**PROVIDED PASSAGE**
====
Opinion America is walking away from the system it created
This week, Trump, through a series of Executive Orders, may now have undermined the global political order even further through his decision to withdraw from 66 global organisations dealing with issues from gender rights to migration to climate change
The adverse impact of prior American bilateral aid cuts under this administration is already being felt across many parts of the Global South. Even before Allied armies swept across Europe and were joined by their Soviet counterparts from the Eastern Front, the US had taken the lead to forge a set of global institutions both political and economic to structure the post-war global order. To that end, it had convened a meeting in San Francisco in June 1945 to create a new international organisation, the United Nations.
Earlier in July 1944, it had convened a conference in Bretton Woods, New Hampshire, to create a set of global monetary institutions. These institutions, most notably the World Bank and the International Monetary Fund, would prevent the adoption of the “beggar-thy-neighbour” policies of the late 1920s, which had contributed to the Great Depression.
====
**MATERIAL PROVIDED**
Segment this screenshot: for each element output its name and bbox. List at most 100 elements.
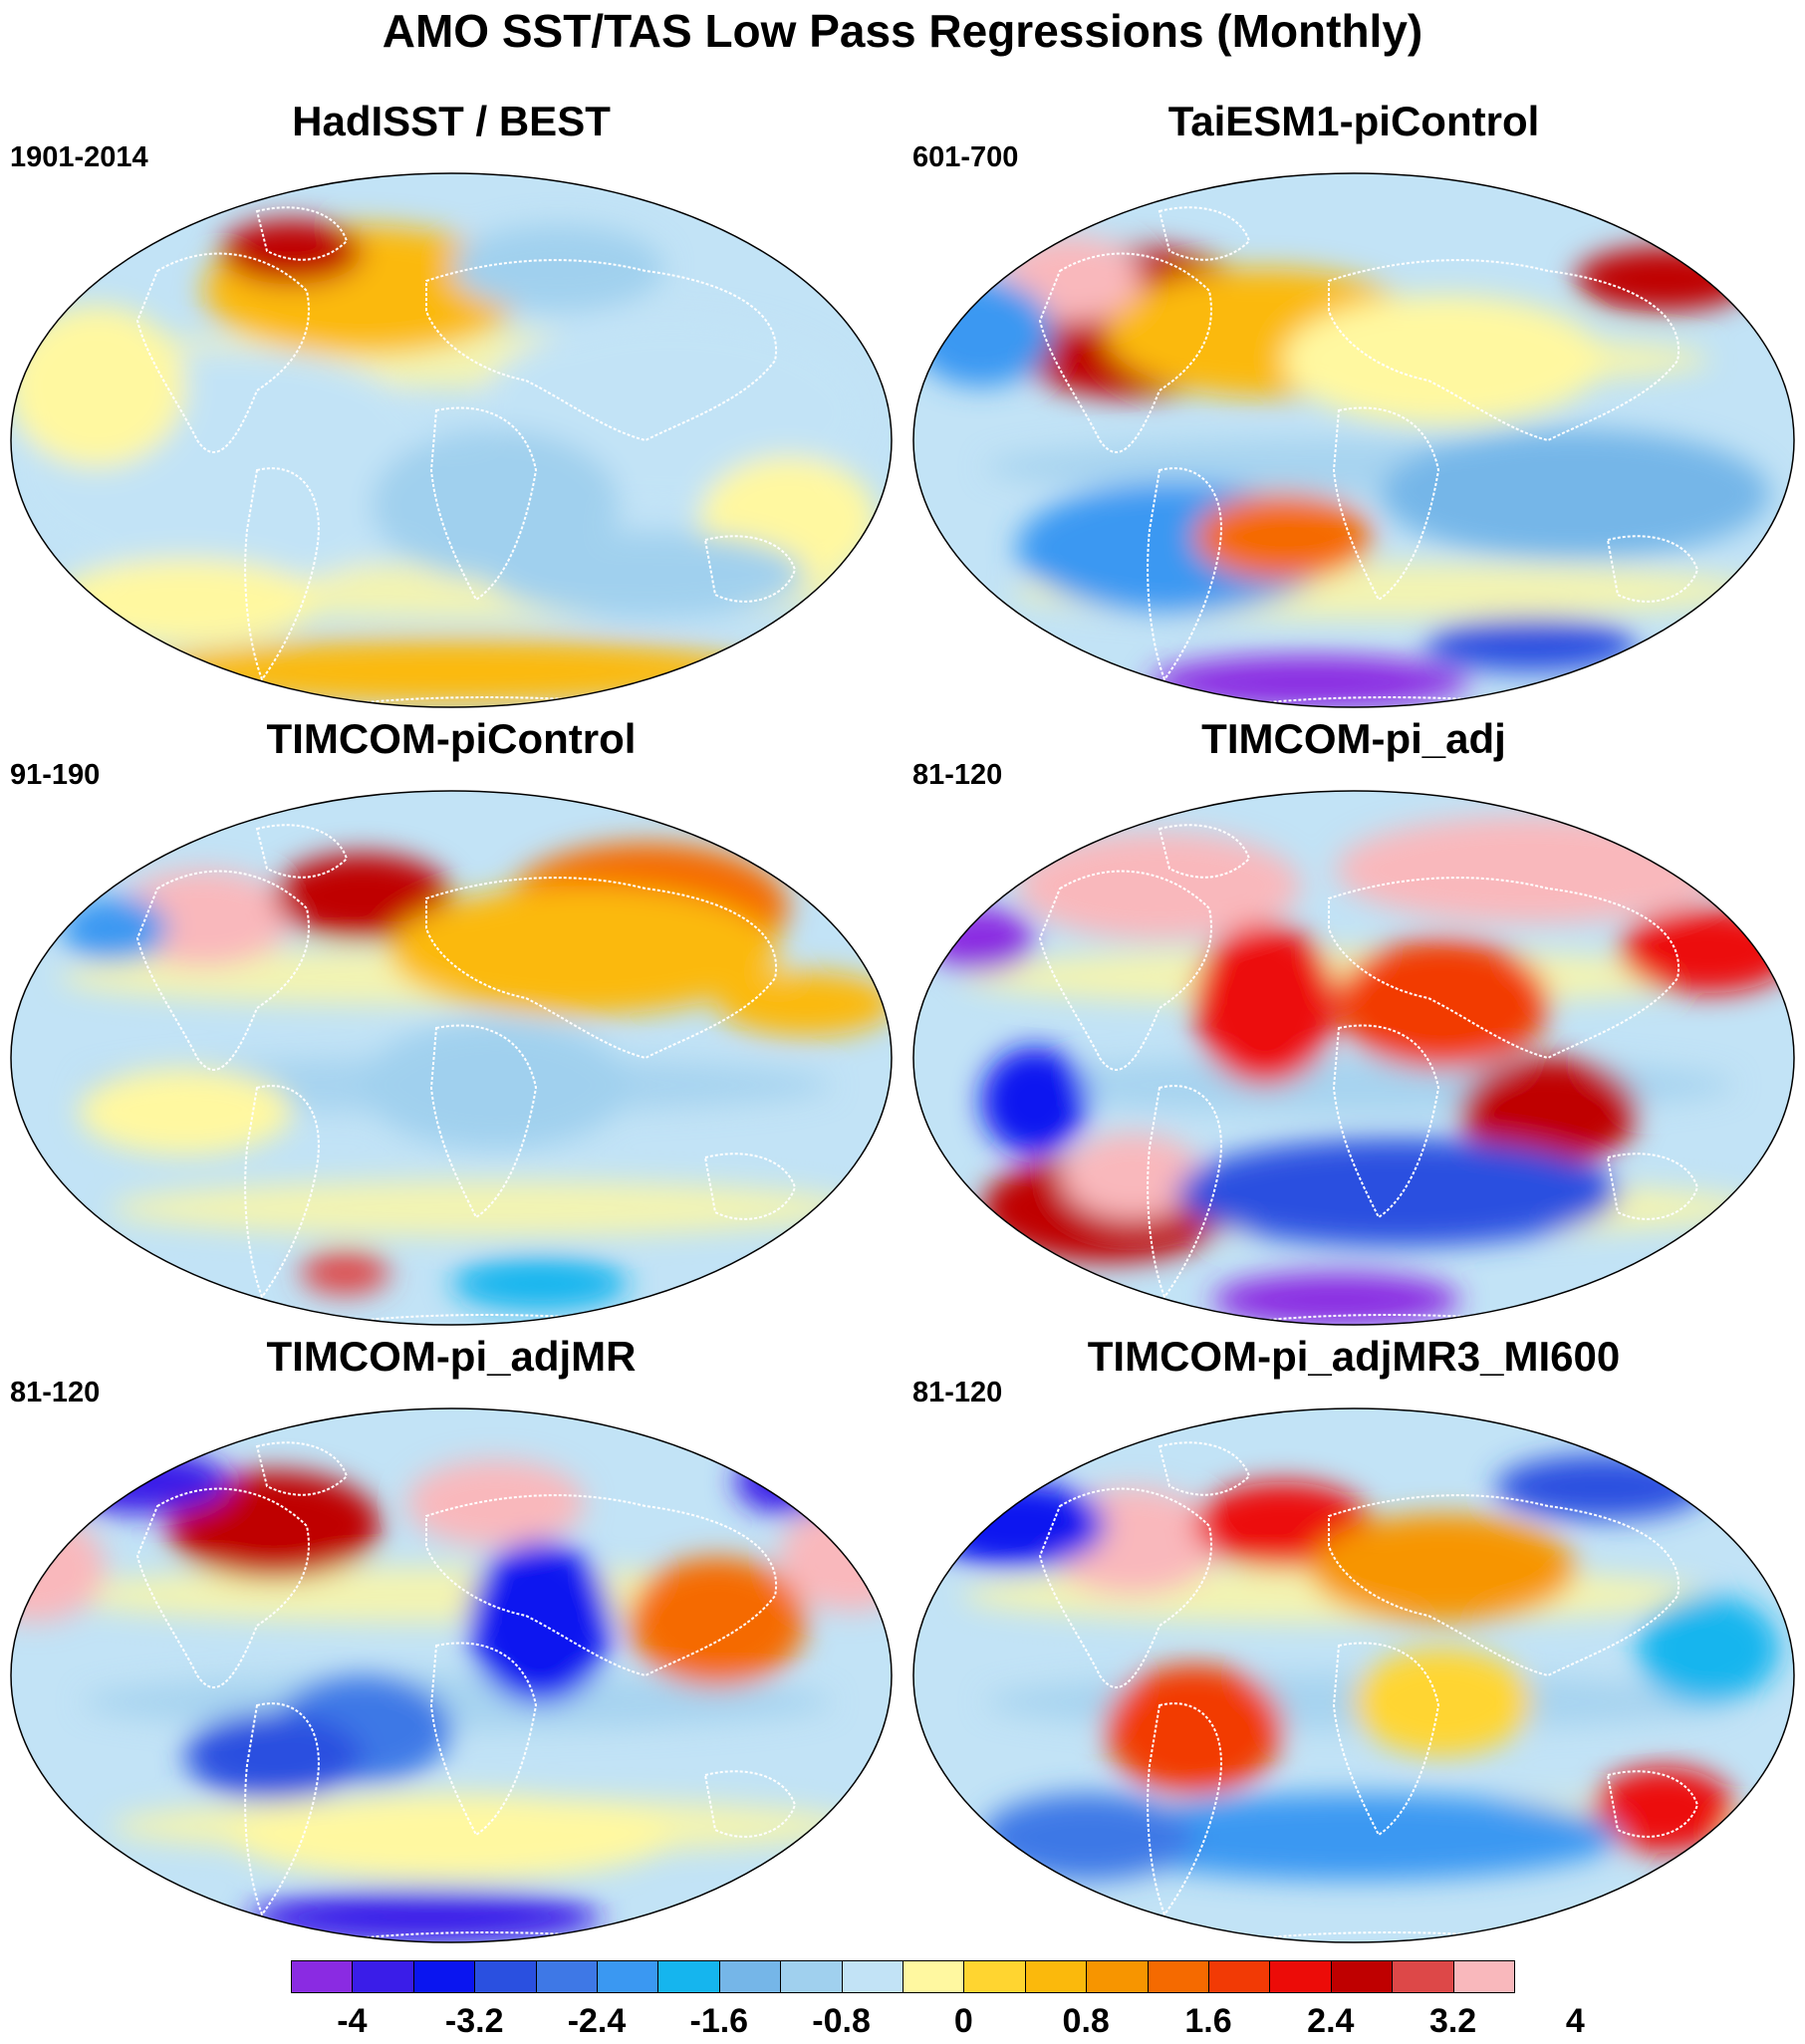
====
**EXERCISES**
[A] In the opinion piece on America and the global order, where did the US convene a conference in July 1944 to create global monetary institutions?
[B] Repeat the opinion piece on America and the global order from "Earlier in July" up to and including "the Great Depression.".
[C] Carry on the opinion piece on America and the global order, starting after its last sentence.

**THE REPLIES**
[A] Bretton Woods, New Hampshire.

[B]
Earlier in July 1944, it had convened a conference in Bretton Woods, New Hampshire, to create a set of global monetary institutions. These institutions, most notably the World Bank and the International Monetary Fund, would prevent the adoption of the “beggar-thy-neighbour” policies of the late 1920s, which had contributed to the Great Depression.

[C]
The UN, as well as the many organisations under its aegis, has not lived up to the promise that it held when it was founded. However, on balance, it is hard to argue that it has not been a force for the betterment of humanity. And even though Richard Nixon in 1971 unilaterally undermined some of the key tenets of the Bretton Woods system, including the pegging of the dollar to gold, many of its key features nevertheless remained intact. During the Cold War, the Soviet Union and its allies chose not to be part of this global system. Nevertheless, the Bretton Woods system, warts and all, did contribute to a large degree of global prosperity.
The US did not always adhere to the key principles of these two systems that it had created. Examples of American deviance from the core premises of these two global institutional and normative arrangements were indeed legion. However, apart from periodic withdrawals from specific organisations such as UNESCO under Ronald Reagan in 1984, the US, albeit grudgingly, helped undergird both these two overarching global entities. Several US administrations, mostly Republican, often complained about many of the shortcomings of the UN system and, on occasion, briefly withheld dues that the country had been assessed.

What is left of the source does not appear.